Adalet Bakanı Tunç'un tepkisini eleştiren aşağıdaki yazıdan "Böyle bir ifade söz" ifadesinden başlayıp "hukuk devletinin gereğiymiş!" ifadesi de dahil olmak üzere uzanan kısmı kelimesi kelimesine aktarın.

* **Seçilen bölüm**:
##########
Elif ÇAKIR
CHP lideri Özgür Özel’in Asliye Hukuk Mahkemesi’nin CHP İstanbul Kongresi hakkında verdiği iptal kararıyla ilgili yaptığı “O mahkemenin verdiği hiçbir kararı tanımıyoruz” açıklamasına Adalet Bakanı Yılmaz Tunç’un gösterdiği tepki, verdiği yanıt bir hayli ironikti.
Böyle bir ifade söz konusu olamazmış, ana muhalefet partisi genel başkanının böyle bir ifade kullanması, talihsiz bir açıklamaymış. CHP liderinin “verilmiş kararı tanımıyoruz” demesi demokratik hukuk devleti ilkesiyle bağdaşmazmış! Kararı eleştirebilirmiş ama neticede ortada bir yargı kararı varmış! Yargı kararlarına uyulması hukuk devletinin gereğiymiş!
Devam ediyor, diyor ki: “Mahkeme kararlarına uyulmazsa, herkes kendi hakkını kendi aramaya kalkışırsa düzen olmaz, devlet düzeni olmaz.”
Madem böyle o zaman Bakan Tunç şu sorulara yanıt versin:
İktidarın AİHM kararlarını tanımamasını ne olacak?
Yerel mahkemelerin tahliye kararlarını tanımaması hukuka uygun mu?
***
Mesela Adalet Bakanı, Anayasa Mahkemesi’nin Can Dündar ve Erdem Gül hakkında “hak ihlali var” kararıyla ilgili devletin başı olarak “Anayasa Mahkemesinin kararına saygı da duymuyorum, karara uymuyorum da, kabul etmek zorunda da değilim” diyen devletin başı olan Cumhurbaşkanı Erdoğan’a da aynı hatırlatmayı yapabilir, aynı tepkiyi gösterebilir, aynı sözleri sarf edebilir mi?
##########
* **Verilen materyal**:
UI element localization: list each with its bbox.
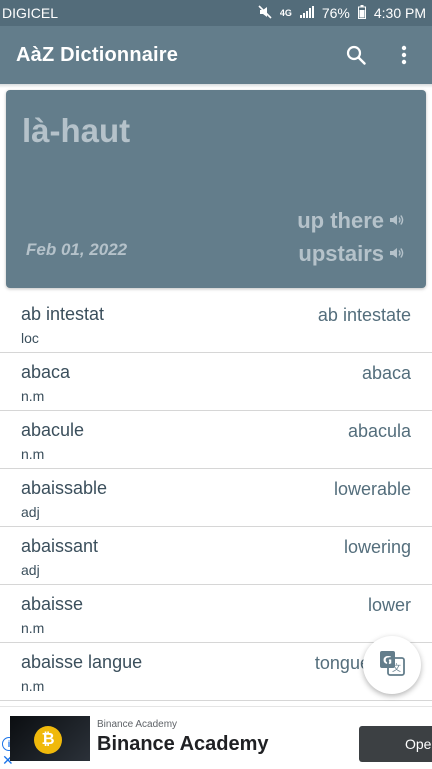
##########
* **Yanıt aşağıda**:
Böyle bir ifade söz konusu olamazmış, ana muhalefet partisi genel başkanının böyle bir ifade kullanması, talihsiz bir açıklamaymış. CHP liderinin “verilmiş kararı tanımıyoruz” demesi demokratik hukuk devleti ilkesiyle bağdaşmazmış! Kararı eleştirebilirmiş ama neticede ortada bir yargı kararı varmış! Yargı kararlarına uyulması hukuk devletinin gereğiymiş!